▶ DESCRIPTION OF THE TASK:
Go through the records and extract every line with the word "Everyone".

▶ THE INPUT:

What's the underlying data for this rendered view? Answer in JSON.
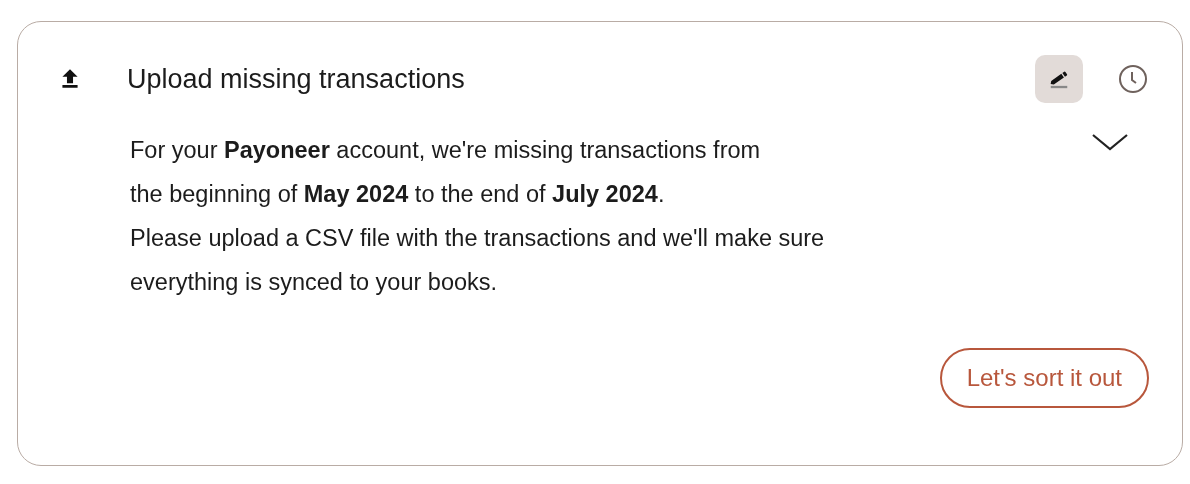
{
  "card": {
    "title": "Upload missing transactions",
    "expanded": true,
    "message_lines": [
      "For your **Payoneer** account, we're missing transactions from",
      "the beginning of **May 2024** to the end of **July 2024**.",
      "Please upload a CSV file with the transactions and we'll make sure",
      "everything is synced to your books."
    ],
    "action_button": "Let's sort it out"
  }
}
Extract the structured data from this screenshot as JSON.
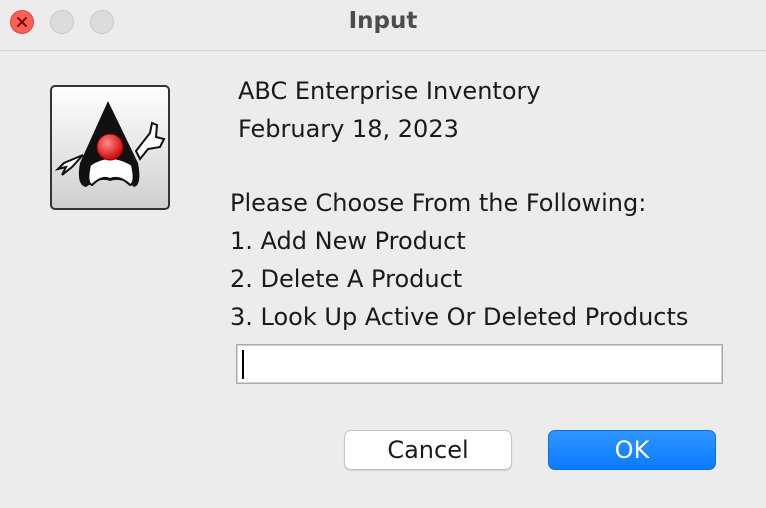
{
  "window": {
    "title": "Input"
  },
  "message": {
    "line1": "ABC Enterprise Inventory",
    "line2": "February 18, 2023",
    "line3": "Please Choose From the Following:",
    "line4": "1. Add New Product",
    "line5": "2. Delete A Product",
    "line6": "3. Look Up Active Or Deleted Products"
  },
  "input": {
    "value": "",
    "placeholder": ""
  },
  "buttons": {
    "cancel": "Cancel",
    "ok": "OK"
  },
  "icons": {
    "app": "java-duke-icon",
    "close": "close-icon"
  },
  "colors": {
    "accent": "#0a7bff",
    "close": "#fe5f57"
  }
}
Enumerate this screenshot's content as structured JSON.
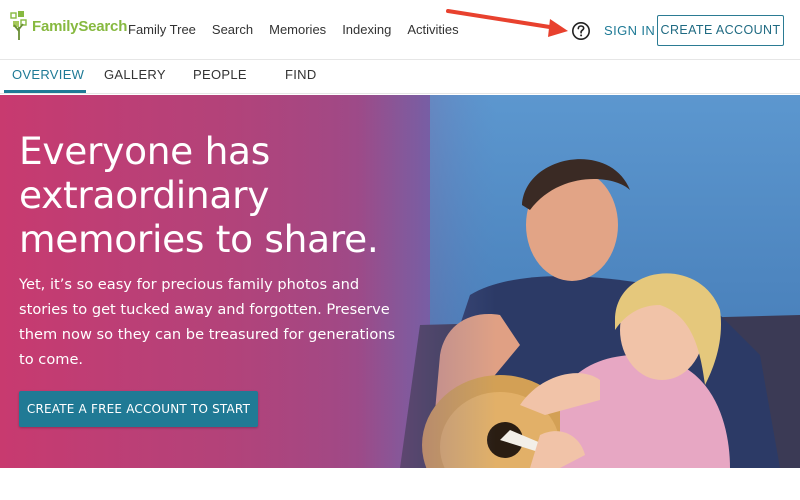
{
  "brand": {
    "name": "FamilySearch"
  },
  "nav": {
    "items": [
      "Family Tree",
      "Search",
      "Memories",
      "Indexing",
      "Activities"
    ],
    "sign_in": "SIGN IN",
    "create_account": "CREATE ACCOUNT",
    "help_icon": "question-circle-icon"
  },
  "subtabs": {
    "items": [
      "OVERVIEW",
      "GALLERY",
      "PEOPLE",
      "FIND"
    ],
    "active": "OVERVIEW"
  },
  "hero": {
    "title": "Everyone has extraordinary memories to share.",
    "title_lines": [
      "Everyone has",
      "extraordinary",
      "memories to share."
    ],
    "body": "Yet, it’s so easy for precious family photos and stories to get tucked away and forgotten. Preserve them now so they can be treasured for generations to come.",
    "cta": "CREATE A FREE ACCOUNT TO START"
  },
  "colors": {
    "brand_green": "#87b940",
    "accent_teal": "#1f7a96",
    "cta_bg": "#207a95",
    "annotation_arrow": "#e8412e"
  }
}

▶ RESPONSE TO THIS TASK:
    "title": "Everyone has extraordinary memories to share.",
      "Everyone has",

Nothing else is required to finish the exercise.